TASK REQUIREMENTS: In the data below, find the line containing "OCR this image."; reproduce that line and all subsequent lines exactly, and nothing else.

Rows from a dataset:
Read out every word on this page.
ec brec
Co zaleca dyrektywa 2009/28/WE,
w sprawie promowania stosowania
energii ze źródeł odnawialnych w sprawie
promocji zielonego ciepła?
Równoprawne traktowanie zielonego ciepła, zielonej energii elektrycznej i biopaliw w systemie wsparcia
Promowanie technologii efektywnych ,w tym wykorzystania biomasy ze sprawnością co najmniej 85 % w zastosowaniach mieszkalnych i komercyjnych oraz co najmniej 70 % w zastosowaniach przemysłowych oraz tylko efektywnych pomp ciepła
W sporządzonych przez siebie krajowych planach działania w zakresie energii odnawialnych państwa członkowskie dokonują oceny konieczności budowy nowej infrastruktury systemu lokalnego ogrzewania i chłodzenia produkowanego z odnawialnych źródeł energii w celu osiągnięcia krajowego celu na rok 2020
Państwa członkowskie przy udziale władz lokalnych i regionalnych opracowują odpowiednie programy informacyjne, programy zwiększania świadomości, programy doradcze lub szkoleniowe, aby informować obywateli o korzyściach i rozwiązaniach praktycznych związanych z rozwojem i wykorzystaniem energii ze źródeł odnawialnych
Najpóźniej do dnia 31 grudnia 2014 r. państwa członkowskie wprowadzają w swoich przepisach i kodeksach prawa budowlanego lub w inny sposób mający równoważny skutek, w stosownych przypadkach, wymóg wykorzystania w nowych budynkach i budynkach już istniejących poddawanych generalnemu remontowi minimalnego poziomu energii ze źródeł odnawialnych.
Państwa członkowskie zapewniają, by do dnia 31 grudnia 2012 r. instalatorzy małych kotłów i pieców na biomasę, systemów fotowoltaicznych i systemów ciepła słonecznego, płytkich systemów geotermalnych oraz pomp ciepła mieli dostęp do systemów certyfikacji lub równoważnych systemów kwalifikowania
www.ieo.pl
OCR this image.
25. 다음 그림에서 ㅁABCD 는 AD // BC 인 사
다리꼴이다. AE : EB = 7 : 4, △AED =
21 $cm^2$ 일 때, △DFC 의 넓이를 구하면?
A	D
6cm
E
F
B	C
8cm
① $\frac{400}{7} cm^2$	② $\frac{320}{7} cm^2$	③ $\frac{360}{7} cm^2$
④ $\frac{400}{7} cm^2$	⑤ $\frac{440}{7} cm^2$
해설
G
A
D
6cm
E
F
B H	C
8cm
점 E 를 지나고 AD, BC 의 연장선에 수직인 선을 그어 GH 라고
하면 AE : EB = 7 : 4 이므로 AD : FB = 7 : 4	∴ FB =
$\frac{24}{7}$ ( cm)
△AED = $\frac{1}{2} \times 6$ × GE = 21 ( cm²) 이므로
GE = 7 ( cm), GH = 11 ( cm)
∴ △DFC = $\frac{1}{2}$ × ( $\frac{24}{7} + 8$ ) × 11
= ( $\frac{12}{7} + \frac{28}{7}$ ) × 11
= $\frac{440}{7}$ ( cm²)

RESPONSE FOR THIS EXERCISE:
OCR this image.
25. 다음 그림에서 ㅁABCD 는 AD // BC 인 사
다리꼴이다. AE : EB = 7 : 4, △AED =
21 $cm^2$ 일 때, △DFC 의 넓이를 구하면?
A	D
6cm
E
F
B	C
8cm
① $\frac{400}{7} cm^2$	② $\frac{320}{7} cm^2$	③ $\frac{360}{7} cm^2$
④ $\frac{400}{7} cm^2$	⑤ $\frac{440}{7} cm^2$
해설
G
A
D
6cm
E
F
B H	C
8cm
점 E 를 지나고 AD, BC 의 연장선에 수직인 선을 그어 GH 라고
하면 AE : EB = 7 : 4 이므로 AD : FB = 7 : 4	∴ FB =
$\frac{24}{7}$ ( cm)
△AED = $\frac{1}{2} \times 6$ × GE = 21 ( cm²) 이므로
GE = 7 ( cm), GH = 11 ( cm)
∴ △DFC = $\frac{1}{2}$ × ( $\frac{24}{7} + 8$ ) × 11
= ( $\frac{12}{7} + \frac{28}{7}$ ) × 11
= $\frac{440}{7}$ ( cm²)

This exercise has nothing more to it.